**Task instructions**
From the truckbed camper article below, list each feature that the writers expected the camper's living space to provide.

**Text to read**
■ ■ ■ ■ ■ ■ ■

Base Camp is a new semi-frequent photo column where we check out the cabins, lean-tos, igloos, tents, and RVs where mountain-minded folk base their adventures out of. To kick off the series, we check out the truckbed camper of friends James Roh and Joey Howell, who stopped through the TGR headquarters the other week during the Jackson Hole stop of their winter splitboarding on the road, which in a few weeks should leave them sitting pretty in the high Alaskan peaks. Follow their journey at


Words by James Roh; photos by James Roh & Joey Howell

The premise is pretty simple; spend six months driving north from Utah to Alaska and stop in different mountain towns to splitboard, explore new ranges, and meet the locals. By no means were we unhappy with the Wasatch, but it was time for an adventure. A pilgrimage, if you will, to the mecca of big, steep, deep, and untracked… Alaska.

We shook on the plan in September of 2012 and set a date for January of 2014. This would give us over a year to save money, figure out logistics, and wrap things up at our jobs. Joey worked as a graphic designer for a firm in Salt Lake and I was a staff photojournalist at the newspaper in Provo.        

Even though the plan was straightforward, we were well aware that it wasn't going to be as easy as hopping in a car and just going. For one, we knew we were going to need a rig that could endure winter's brutal cold and gnarly driving conditions while allowing us to be completely self reliant. The only option that seemed to make sense was throwing a camper on the back of a pickup. This would give us a vehicle burly enough to make the drive and a living space that had a stove, bed, plenty of gear storage, a heater, and a table for hanging out.


We bought both the truck and the camper off of the Salt Lake classifieds during the summer so we had time to fix them up. The camper came relatively cheap but a lot of time and energy was spent fixing it up (with several tips from the TGR Forums' RV thread).

■ ■ ■ ■ ■ ■ ■

**Stored data**

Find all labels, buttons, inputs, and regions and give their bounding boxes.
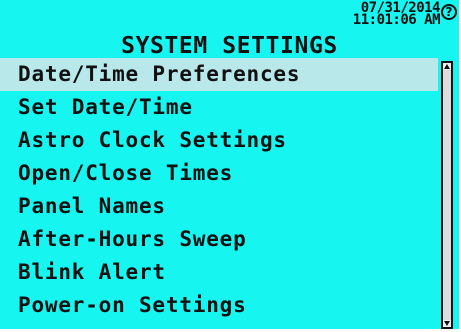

■ ■ ■ ■ ■ ■ ■

**Expected answer**
- a stove
- a bed
- plenty of gear storage
- a heater
- a table for hanging out